**WORK INSTRUCTIONS**
Repeat the data verbatim.

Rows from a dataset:
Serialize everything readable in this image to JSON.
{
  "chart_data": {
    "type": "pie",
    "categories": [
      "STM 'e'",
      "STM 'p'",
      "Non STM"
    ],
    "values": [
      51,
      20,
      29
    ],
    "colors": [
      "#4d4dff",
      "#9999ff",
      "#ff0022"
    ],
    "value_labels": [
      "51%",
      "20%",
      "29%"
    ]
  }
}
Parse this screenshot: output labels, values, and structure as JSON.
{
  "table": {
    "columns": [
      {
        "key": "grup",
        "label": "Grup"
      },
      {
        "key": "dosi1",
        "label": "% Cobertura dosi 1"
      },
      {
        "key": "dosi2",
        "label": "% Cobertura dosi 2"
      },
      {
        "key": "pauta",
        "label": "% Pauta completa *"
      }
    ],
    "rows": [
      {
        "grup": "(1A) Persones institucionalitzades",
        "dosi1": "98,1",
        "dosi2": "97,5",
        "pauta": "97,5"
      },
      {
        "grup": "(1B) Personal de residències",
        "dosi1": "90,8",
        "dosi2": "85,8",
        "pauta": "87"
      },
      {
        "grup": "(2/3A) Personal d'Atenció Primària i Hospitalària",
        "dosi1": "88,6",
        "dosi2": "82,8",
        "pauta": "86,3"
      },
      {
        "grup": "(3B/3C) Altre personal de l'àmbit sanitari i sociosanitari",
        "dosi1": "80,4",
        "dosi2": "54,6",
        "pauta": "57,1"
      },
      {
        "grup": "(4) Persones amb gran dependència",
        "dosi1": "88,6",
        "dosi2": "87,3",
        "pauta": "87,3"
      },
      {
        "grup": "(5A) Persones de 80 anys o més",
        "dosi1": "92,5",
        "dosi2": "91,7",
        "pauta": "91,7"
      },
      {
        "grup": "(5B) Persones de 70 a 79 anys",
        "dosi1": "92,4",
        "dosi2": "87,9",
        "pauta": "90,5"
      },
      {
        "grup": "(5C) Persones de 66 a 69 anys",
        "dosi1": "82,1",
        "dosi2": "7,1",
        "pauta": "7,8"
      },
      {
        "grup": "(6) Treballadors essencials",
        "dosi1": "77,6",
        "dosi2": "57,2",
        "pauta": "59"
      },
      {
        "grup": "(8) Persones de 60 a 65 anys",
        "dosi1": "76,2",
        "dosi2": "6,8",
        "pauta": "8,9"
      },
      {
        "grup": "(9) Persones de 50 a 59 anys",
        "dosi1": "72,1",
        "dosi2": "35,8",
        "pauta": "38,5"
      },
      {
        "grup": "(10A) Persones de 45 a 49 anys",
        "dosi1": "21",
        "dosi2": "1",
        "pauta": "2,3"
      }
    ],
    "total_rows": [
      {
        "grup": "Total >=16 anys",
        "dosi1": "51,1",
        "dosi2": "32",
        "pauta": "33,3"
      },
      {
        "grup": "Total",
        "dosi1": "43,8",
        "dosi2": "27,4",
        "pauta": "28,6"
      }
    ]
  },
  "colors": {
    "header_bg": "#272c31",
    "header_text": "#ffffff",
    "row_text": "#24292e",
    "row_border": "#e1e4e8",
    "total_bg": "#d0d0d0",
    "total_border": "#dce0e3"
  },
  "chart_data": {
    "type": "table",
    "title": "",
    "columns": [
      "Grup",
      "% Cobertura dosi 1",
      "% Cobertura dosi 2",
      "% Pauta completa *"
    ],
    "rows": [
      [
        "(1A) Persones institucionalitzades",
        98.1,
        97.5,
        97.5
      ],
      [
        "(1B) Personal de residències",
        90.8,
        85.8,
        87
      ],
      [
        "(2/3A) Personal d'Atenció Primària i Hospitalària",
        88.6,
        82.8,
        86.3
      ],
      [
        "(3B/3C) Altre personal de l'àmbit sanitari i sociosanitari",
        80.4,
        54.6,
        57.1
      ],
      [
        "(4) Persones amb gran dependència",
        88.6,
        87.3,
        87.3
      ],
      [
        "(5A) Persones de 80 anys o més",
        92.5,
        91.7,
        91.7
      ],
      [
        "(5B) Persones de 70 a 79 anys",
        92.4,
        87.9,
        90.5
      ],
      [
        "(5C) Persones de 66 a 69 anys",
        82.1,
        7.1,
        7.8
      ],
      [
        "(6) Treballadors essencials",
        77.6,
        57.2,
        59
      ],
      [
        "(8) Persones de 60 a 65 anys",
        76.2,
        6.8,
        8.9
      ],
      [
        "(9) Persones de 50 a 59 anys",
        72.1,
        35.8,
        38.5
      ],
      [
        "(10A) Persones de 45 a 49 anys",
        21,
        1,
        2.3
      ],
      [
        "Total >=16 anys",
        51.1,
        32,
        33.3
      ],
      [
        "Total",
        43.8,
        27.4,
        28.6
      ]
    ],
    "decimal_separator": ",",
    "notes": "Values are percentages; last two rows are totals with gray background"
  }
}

**SOLVED EXERCISE**
Serialize everything readable in this image to JSON.
{
  "chart_data": {
    "type": "pie",
    "categories": [
      "STM 'e'",
      "STM 'p'",
      "Non STM"
    ],
    "values": [
      51,
      20,
      29
    ],
    "colors": [
      "#4d4dff",
      "#9999ff",
      "#ff0022"
    ],
    "value_labels": [
      "51%",
      "20%",
      "29%"
    ]
  }
}
Parse this screenshot: output labels, values, and structure as JSON.
{
  "table": {
    "columns": [
      {
        "key": "grup",
        "label": "Grup"
      },
      {
        "key": "dosi1",
        "label": "% Cobertura dosi 1"
      },
      {
        "key": "dosi2",
        "label": "% Cobertura dosi 2"
      },
      {
        "key": "pauta",
        "label": "% Pauta completa *"
      }
    ],
    "rows": [
      {
        "grup": "(1A) Persones institucionalitzades",
        "dosi1": "98,1",
        "dosi2": "97,5",
        "pauta": "97,5"
      },
      {
        "grup": "(1B) Personal de residències",
        "dosi1": "90,8",
        "dosi2": "85,8",
        "pauta": "87"
      },
      {
        "grup": "(2/3A) Personal d'Atenció Primària i Hospitalària",
        "dosi1": "88,6",
        "dosi2": "82,8",
        "pauta": "86,3"
      },
      {
        "grup": "(3B/3C) Altre personal de l'àmbit sanitari i sociosanitari",
        "dosi1": "80,4",
        "dosi2": "54,6",
        "pauta": "57,1"
      },
      {
        "grup": "(4) Persones amb gran dependència",
        "dosi1": "88,6",
        "dosi2": "87,3",
        "pauta": "87,3"
      },
      {
        "grup": "(5A) Persones de 80 anys o més",
        "dosi1": "92,5",
        "dosi2": "91,7",
        "pauta": "91,7"
      },
      {
        "grup": "(5B) Persones de 70 a 79 anys",
        "dosi1": "92,4",
        "dosi2": "87,9",
        "pauta": "90,5"
      },
      {
        "grup": "(5C) Persones de 66 a 69 anys",
        "dosi1": "82,1",
        "dosi2": "7,1",
        "pauta": "7,8"
      },
      {
        "grup": "(6) Treballadors essencials",
        "dosi1": "77,6",
        "dosi2": "57,2",
        "pauta": "59"
      },
      {
        "grup": "(8) Persones de 60 a 65 anys",
        "dosi1": "76,2",
        "dosi2": "6,8",
        "pauta": "8,9"
      },
      {
        "grup": "(9) Persones de 50 a 59 anys",
        "dosi1": "72,1",
        "dosi2": "35,8",
        "pauta": "38,5"
      },
      {
        "grup": "(10A) Persones de 45 a 49 anys",
        "dosi1": "21",
        "dosi2": "1",
        "pauta": "2,3"
      }
    ],
    "total_rows": [
      {
        "grup": "Total >=16 anys",
        "dosi1": "51,1",
        "dosi2": "32",
        "pauta": "33,3"
      },
      {
        "grup": "Total",
        "dosi1": "43,8",
        "dosi2": "27,4",
        "pauta": "28,6"
      }
    ]
  },
  "colors": {
    "header_bg": "#272c31",
    "header_text": "#ffffff",
    "row_text": "#24292e",
    "row_border": "#e1e4e8",
    "total_bg": "#d0d0d0",
    "total_border": "#dce0e3"
  },
  "chart_data": {
    "type": "table",
    "title": "",
    "columns": [
      "Grup",
      "% Cobertura dosi 1",
      "% Cobertura dosi 2",
      "% Pauta completa *"
    ],
    "rows": [
      [
        "(1A) Persones institucionalitzades",
        98.1,
        97.5,
        97.5
      ],
      [
        "(1B) Personal de residències",
        90.8,
        85.8,
        87
      ],
      [
        "(2/3A) Personal d'Atenció Primària i Hospitalària",
        88.6,
        82.8,
        86.3
      ],
      [
        "(3B/3C) Altre personal de l'àmbit sanitari i sociosanitari",
        80.4,
        54.6,
        57.1
      ],
      [
        "(4) Persones amb gran dependència",
        88.6,
        87.3,
        87.3
      ],
      [
        "(5A) Persones de 80 anys o més",
        92.5,
        91.7,
        91.7
      ],
      [
        "(5B) Persones de 70 a 79 anys",
        92.4,
        87.9,
        90.5
      ],
      [
        "(5C) Persones de 66 a 69 anys",
        82.1,
        7.1,
        7.8
      ],
      [
        "(6) Treballadors essencials",
        77.6,
        57.2,
        59
      ],
      [
        "(8) Persones de 60 a 65 anys",
        76.2,
        6.8,
        8.9
      ],
      [
        "(9) Persones de 50 a 59 anys",
        72.1,
        35.8,
        38.5
      ],
      [
        "(10A) Persones de 45 a 49 anys",
        21,
        1,
        2.3
      ],
      [
        "Total >=16 anys",
        51.1,
        32,
        33.3
      ],
      [
        "Total",
        43.8,
        27.4,
        28.6
      ]
    ],
    "decimal_separator": ",",
    "notes": "Values are percentages; last two rows are totals with gray background"
  }
}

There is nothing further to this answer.